▸ **PROVIDED RECORDS**
:::::
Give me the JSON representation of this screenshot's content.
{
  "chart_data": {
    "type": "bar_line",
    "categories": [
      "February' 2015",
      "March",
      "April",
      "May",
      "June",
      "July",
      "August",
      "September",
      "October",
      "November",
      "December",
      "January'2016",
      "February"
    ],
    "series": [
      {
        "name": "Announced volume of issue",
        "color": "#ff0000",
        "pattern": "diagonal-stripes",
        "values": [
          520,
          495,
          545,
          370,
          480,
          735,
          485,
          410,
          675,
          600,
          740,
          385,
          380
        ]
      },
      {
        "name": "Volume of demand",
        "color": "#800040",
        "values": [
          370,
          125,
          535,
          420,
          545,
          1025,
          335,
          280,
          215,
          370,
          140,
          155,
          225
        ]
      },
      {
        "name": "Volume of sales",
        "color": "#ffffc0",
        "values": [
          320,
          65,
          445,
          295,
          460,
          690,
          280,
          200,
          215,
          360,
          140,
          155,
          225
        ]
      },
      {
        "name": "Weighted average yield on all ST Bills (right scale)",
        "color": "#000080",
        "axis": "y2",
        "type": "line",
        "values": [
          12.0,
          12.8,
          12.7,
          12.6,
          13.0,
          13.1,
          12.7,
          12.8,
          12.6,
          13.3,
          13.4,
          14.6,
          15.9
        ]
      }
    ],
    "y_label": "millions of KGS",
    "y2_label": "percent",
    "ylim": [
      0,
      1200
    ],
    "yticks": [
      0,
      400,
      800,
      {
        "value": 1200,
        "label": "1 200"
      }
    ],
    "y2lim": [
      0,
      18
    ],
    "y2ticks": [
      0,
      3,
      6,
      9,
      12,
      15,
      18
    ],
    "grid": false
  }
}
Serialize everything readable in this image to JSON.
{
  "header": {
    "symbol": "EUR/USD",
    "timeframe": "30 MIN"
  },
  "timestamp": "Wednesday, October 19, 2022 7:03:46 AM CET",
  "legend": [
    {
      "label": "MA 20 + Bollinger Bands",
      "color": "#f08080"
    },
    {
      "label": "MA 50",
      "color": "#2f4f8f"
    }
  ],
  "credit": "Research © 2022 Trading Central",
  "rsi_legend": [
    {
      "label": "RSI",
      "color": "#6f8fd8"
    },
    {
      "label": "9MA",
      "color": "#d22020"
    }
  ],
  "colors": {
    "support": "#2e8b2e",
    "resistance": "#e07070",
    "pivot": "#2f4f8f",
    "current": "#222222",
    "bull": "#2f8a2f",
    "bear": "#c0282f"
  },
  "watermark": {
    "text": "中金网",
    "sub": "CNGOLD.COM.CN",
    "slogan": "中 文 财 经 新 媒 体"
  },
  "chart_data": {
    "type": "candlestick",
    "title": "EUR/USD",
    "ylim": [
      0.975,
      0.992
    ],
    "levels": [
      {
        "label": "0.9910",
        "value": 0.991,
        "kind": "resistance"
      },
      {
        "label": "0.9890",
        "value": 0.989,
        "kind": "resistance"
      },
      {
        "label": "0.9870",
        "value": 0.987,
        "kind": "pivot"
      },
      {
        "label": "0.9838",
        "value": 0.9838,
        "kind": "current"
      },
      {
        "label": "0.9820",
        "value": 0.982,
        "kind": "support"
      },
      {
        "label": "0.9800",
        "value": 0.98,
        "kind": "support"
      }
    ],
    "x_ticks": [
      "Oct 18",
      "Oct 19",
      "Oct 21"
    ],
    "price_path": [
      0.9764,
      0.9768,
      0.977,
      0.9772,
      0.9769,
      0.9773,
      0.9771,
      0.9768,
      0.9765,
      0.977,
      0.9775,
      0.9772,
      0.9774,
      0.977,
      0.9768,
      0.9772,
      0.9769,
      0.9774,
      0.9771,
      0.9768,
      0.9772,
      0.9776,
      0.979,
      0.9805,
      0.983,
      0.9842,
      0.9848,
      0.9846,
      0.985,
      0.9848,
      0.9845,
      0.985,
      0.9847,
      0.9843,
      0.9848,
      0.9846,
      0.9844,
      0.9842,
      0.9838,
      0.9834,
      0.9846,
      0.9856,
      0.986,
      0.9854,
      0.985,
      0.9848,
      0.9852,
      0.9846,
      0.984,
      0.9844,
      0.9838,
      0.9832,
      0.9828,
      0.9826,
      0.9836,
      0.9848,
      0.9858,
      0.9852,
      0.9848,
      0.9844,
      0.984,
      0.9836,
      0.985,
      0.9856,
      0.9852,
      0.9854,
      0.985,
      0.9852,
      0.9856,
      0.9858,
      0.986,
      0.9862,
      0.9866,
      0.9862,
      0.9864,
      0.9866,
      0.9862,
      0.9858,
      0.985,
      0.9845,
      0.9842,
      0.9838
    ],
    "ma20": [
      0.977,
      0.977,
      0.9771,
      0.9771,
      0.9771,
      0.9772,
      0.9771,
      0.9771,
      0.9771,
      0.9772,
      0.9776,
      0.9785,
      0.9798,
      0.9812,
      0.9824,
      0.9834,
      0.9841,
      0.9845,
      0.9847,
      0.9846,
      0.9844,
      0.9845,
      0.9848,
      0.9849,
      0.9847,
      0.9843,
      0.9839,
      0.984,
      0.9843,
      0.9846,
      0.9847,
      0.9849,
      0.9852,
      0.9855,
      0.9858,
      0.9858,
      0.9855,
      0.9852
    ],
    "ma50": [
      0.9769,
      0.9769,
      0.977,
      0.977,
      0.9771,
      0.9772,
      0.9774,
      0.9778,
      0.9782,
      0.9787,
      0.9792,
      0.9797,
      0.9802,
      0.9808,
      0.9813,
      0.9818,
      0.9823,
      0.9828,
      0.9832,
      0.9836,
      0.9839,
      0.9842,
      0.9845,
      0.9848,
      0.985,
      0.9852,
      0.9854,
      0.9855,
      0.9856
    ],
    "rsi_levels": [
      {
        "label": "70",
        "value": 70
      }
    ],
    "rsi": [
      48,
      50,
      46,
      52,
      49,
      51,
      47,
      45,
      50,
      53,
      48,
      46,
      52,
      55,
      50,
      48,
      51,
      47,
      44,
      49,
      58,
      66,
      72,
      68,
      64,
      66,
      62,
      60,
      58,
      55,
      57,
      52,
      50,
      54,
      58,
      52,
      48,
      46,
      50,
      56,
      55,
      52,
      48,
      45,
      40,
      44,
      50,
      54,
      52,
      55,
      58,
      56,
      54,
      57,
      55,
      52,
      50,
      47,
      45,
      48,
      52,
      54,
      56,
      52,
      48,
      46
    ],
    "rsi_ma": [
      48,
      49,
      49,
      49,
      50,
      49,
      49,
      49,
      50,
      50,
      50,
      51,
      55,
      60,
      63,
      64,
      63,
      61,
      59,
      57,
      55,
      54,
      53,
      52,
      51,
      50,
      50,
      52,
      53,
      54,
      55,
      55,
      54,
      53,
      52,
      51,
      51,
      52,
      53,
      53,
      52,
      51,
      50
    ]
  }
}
:::::
▸ **GIVEN INSTRUCTION**
Extract every entry above as it appears.

▸ **ANSWER TO THIS TASK**
Give me the JSON representation of this screenshot's content.
{
  "chart_data": {
    "type": "bar_line",
    "categories": [
      "February' 2015",
      "March",
      "April",
      "May",
      "June",
      "July",
      "August",
      "September",
      "October",
      "November",
      "December",
      "January'2016",
      "February"
    ],
    "series": [
      {
        "name": "Announced volume of issue",
        "color": "#ff0000",
        "pattern": "diagonal-stripes",
        "values": [
          520,
          495,
          545,
          370,
          480,
          735,
          485,
          410,
          675,
          600,
          740,
          385,
          380
        ]
      },
      {
        "name": "Volume of demand",
        "color": "#800040",
        "values": [
          370,
          125,
          535,
          420,
          545,
          1025,
          335,
          280,
          215,
          370,
          140,
          155,
          225
        ]
      },
      {
        "name": "Volume of sales",
        "color": "#ffffc0",
        "values": [
          320,
          65,
          445,
          295,
          460,
          690,
          280,
          200,
          215,
          360,
          140,
          155,
          225
        ]
      },
      {
        "name": "Weighted average yield on all ST Bills (right scale)",
        "color": "#000080",
        "axis": "y2",
        "type": "line",
        "values": [
          12.0,
          12.8,
          12.7,
          12.6,
          13.0,
          13.1,
          12.7,
          12.8,
          12.6,
          13.3,
          13.4,
          14.6,
          15.9
        ]
      }
    ],
    "y_label": "millions of KGS",
    "y2_label": "percent",
    "ylim": [
      0,
      1200
    ],
    "yticks": [
      0,
      400,
      800,
      {
        "value": 1200,
        "label": "1 200"
      }
    ],
    "y2lim": [
      0,
      18
    ],
    "y2ticks": [
      0,
      3,
      6,
      9,
      12,
      15,
      18
    ],
    "grid": false
  }
}
Serialize everything readable in this image to JSON.
{
  "header": {
    "symbol": "EUR/USD",
    "timeframe": "30 MIN"
  },
  "timestamp": "Wednesday, October 19, 2022 7:03:46 AM CET",
  "legend": [
    {
      "label": "MA 20 + Bollinger Bands",
      "color": "#f08080"
    },
    {
      "label": "MA 50",
      "color": "#2f4f8f"
    }
  ],
  "credit": "Research © 2022 Trading Central",
  "rsi_legend": [
    {
      "label": "RSI",
      "color": "#6f8fd8"
    },
    {
      "label": "9MA",
      "color": "#d22020"
    }
  ],
  "colors": {
    "support": "#2e8b2e",
    "resistance": "#e07070",
    "pivot": "#2f4f8f",
    "current": "#222222",
    "bull": "#2f8a2f",
    "bear": "#c0282f"
  },
  "watermark": {
    "text": "中金网",
    "sub": "CNGOLD.COM.CN",
    "slogan": "中 文 财 经 新 媒 体"
  },
  "chart_data": {
    "type": "candlestick",
    "title": "EUR/USD",
    "ylim": [
      0.975,
      0.992
    ],
    "levels": [
      {
        "label": "0.9910",
        "value": 0.991,
        "kind": "resistance"
      },
      {
        "label": "0.9890",
        "value": 0.989,
        "kind": "resistance"
      },
      {
        "label": "0.9870",
        "value": 0.987,
        "kind": "pivot"
      },
      {
        "label": "0.9838",
        "value": 0.9838,
        "kind": "current"
      },
      {
        "label": "0.9820",
        "value": 0.982,
        "kind": "support"
      },
      {
        "label": "0.9800",
        "value": 0.98,
        "kind": "support"
      }
    ],
    "x_ticks": [
      "Oct 18",
      "Oct 19",
      "Oct 21"
    ],
    "price_path": [
      0.9764,
      0.9768,
      0.977,
      0.9772,
      0.9769,
      0.9773,
      0.9771,
      0.9768,
      0.9765,
      0.977,
      0.9775,
      0.9772,
      0.9774,
      0.977,
      0.9768,
      0.9772,
      0.9769,
      0.9774,
      0.9771,
      0.9768,
      0.9772,
      0.9776,
      0.979,
      0.9805,
      0.983,
      0.9842,
      0.9848,
      0.9846,
      0.985,
      0.9848,
      0.9845,
      0.985,
      0.9847,
      0.9843,
      0.9848,
      0.9846,
      0.9844,
      0.9842,
      0.9838,
      0.9834,
      0.9846,
      0.9856,
      0.986,
      0.9854,
      0.985,
      0.9848,
      0.9852,
      0.9846,
      0.984,
      0.9844,
      0.9838,
      0.9832,
      0.9828,
      0.9826,
      0.9836,
      0.9848,
      0.9858,
      0.9852,
      0.9848,
      0.9844,
      0.984,
      0.9836,
      0.985,
      0.9856,
      0.9852,
      0.9854,
      0.985,
      0.9852,
      0.9856,
      0.9858,
      0.986,
      0.9862,
      0.9866,
      0.9862,
      0.9864,
      0.9866,
      0.9862,
      0.9858,
      0.985,
      0.9845,
      0.9842,
      0.9838
    ],
    "ma20": [
      0.977,
      0.977,
      0.9771,
      0.9771,
      0.9771,
      0.9772,
      0.9771,
      0.9771,
      0.9771,
      0.9772,
      0.9776,
      0.9785,
      0.9798,
      0.9812,
      0.9824,
      0.9834,
      0.9841,
      0.9845,
      0.9847,
      0.9846,
      0.9844,
      0.9845,
      0.9848,
      0.9849,
      0.9847,
      0.9843,
      0.9839,
      0.984,
      0.9843,
      0.9846,
      0.9847,
      0.9849,
      0.9852,
      0.9855,
      0.9858,
      0.9858,
      0.9855,
      0.9852
    ],
    "ma50": [
      0.9769,
      0.9769,
      0.977,
      0.977,
      0.9771,
      0.9772,
      0.9774,
      0.9778,
      0.9782,
      0.9787,
      0.9792,
      0.9797,
      0.9802,
      0.9808,
      0.9813,
      0.9818,
      0.9823,
      0.9828,
      0.9832,
      0.9836,
      0.9839,
      0.9842,
      0.9845,
      0.9848,
      0.985,
      0.9852,
      0.9854,
      0.9855,
      0.9856
    ],
    "rsi_levels": [
      {
        "label": "70",
        "value": 70
      }
    ],
    "rsi": [
      48,
      50,
      46,
      52,
      49,
      51,
      47,
      45,
      50,
      53,
      48,
      46,
      52,
      55,
      50,
      48,
      51,
      47,
      44,
      49,
      58,
      66,
      72,
      68,
      64,
      66,
      62,
      60,
      58,
      55,
      57,
      52,
      50,
      54,
      58,
      52,
      48,
      46,
      50,
      56,
      55,
      52,
      48,
      45,
      40,
      44,
      50,
      54,
      52,
      55,
      58,
      56,
      54,
      57,
      55,
      52,
      50,
      47,
      45,
      48,
      52,
      54,
      56,
      52,
      48,
      46
    ],
    "rsi_ma": [
      48,
      49,
      49,
      49,
      50,
      49,
      49,
      49,
      50,
      50,
      50,
      51,
      55,
      60,
      63,
      64,
      63,
      61,
      59,
      57,
      55,
      54,
      53,
      52,
      51,
      50,
      50,
      52,
      53,
      54,
      55,
      55,
      54,
      53,
      52,
      51,
      51,
      52,
      53,
      53,
      52,
      51,
      50
    ]
  }
}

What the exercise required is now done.